**Instructions to follow:** Among the following entries, count the lines that contain "Canada" and report only the result.

Part of a data file
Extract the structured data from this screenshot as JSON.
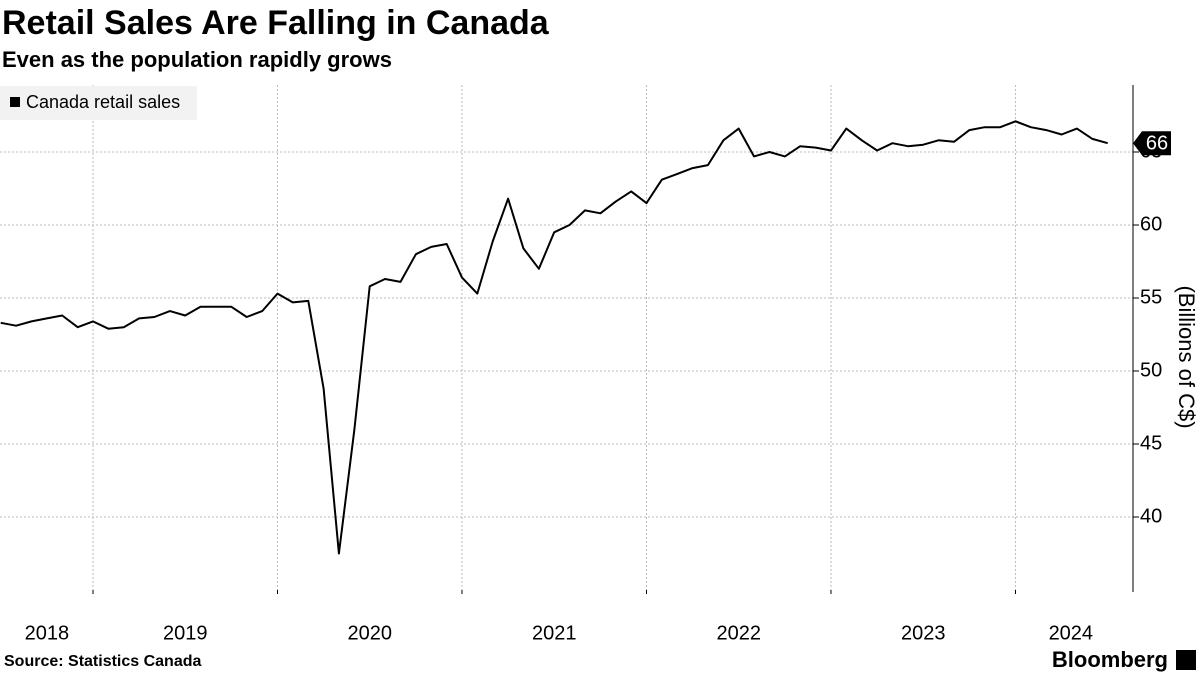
{
  "chart_data": {
    "type": "line",
    "title": "Retail Sales Are Falling in Canada",
    "subtitle": "Even as the population rapidly grows",
    "y_label": "(Billions of C$)",
    "source": "Source: Statistics Canada",
    "brand": "Bloomberg",
    "x": [
      2018.5,
      2018.583,
      2018.667,
      2018.75,
      2018.833,
      2018.917,
      2019,
      2019.083,
      2019.167,
      2019.25,
      2019.333,
      2019.417,
      2019.5,
      2019.583,
      2019.667,
      2019.75,
      2019.833,
      2019.917,
      2020,
      2020.083,
      2020.167,
      2020.25,
      2020.333,
      2020.417,
      2020.5,
      2020.583,
      2020.667,
      2020.75,
      2020.833,
      2020.917,
      2021,
      2021.083,
      2021.167,
      2021.25,
      2021.333,
      2021.417,
      2021.5,
      2021.583,
      2021.667,
      2021.75,
      2021.833,
      2021.917,
      2022,
      2022.083,
      2022.167,
      2022.25,
      2022.333,
      2022.417,
      2022.5,
      2022.583,
      2022.667,
      2022.75,
      2022.833,
      2022.917,
      2023,
      2023.083,
      2023.167,
      2023.25,
      2023.333,
      2023.417,
      2023.5,
      2023.583,
      2023.667,
      2023.75,
      2023.833,
      2023.917,
      2024,
      2024.083,
      2024.167,
      2024.25,
      2024.333,
      2024.417,
      2024.5
    ],
    "series": [
      {
        "name": "Canada retail sales",
        "color": "#000000",
        "values": [
          53.3,
          53.1,
          53.4,
          53.6,
          53.8,
          53.0,
          53.4,
          52.9,
          53.0,
          53.6,
          53.7,
          54.1,
          53.8,
          54.4,
          54.4,
          54.4,
          53.7,
          54.1,
          55.3,
          54.7,
          54.8,
          48.8,
          37.5,
          46.0,
          55.8,
          56.3,
          56.1,
          58.0,
          58.5,
          58.7,
          56.4,
          55.3,
          58.9,
          61.8,
          58.4,
          57.0,
          59.5,
          60.0,
          61.0,
          60.8,
          61.6,
          62.3,
          61.5,
          63.1,
          63.5,
          63.9,
          64.1,
          65.8,
          66.6,
          64.7,
          65.0,
          64.7,
          65.4,
          65.3,
          65.1,
          66.6,
          65.8,
          65.1,
          65.6,
          65.4,
          65.5,
          65.8,
          65.7,
          66.5,
          66.7,
          66.7,
          67.1,
          66.7,
          66.5,
          66.2,
          66.6,
          65.9,
          65.6
        ],
        "last_label": "66"
      }
    ],
    "xlim": [
      2018.496,
      2024.637
    ],
    "xticks": [
      {
        "value": 2018.75,
        "label": "2018"
      },
      {
        "value": 2019.5,
        "label": "2019"
      },
      {
        "value": 2020.5,
        "label": "2020"
      },
      {
        "value": 2021.5,
        "label": "2021"
      },
      {
        "value": 2022.5,
        "label": "2022"
      },
      {
        "value": 2023.5,
        "label": "2023"
      },
      {
        "value": 2024.3,
        "label": "2024"
      }
    ],
    "xgrid": [
      2019,
      2020,
      2021,
      2022,
      2023,
      2024
    ],
    "ylim": [
      35,
      70
    ],
    "yticks": [
      40,
      45,
      50,
      55,
      60,
      65
    ],
    "grid": true,
    "legend": "top-left"
  }
}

**Complete answer:** 3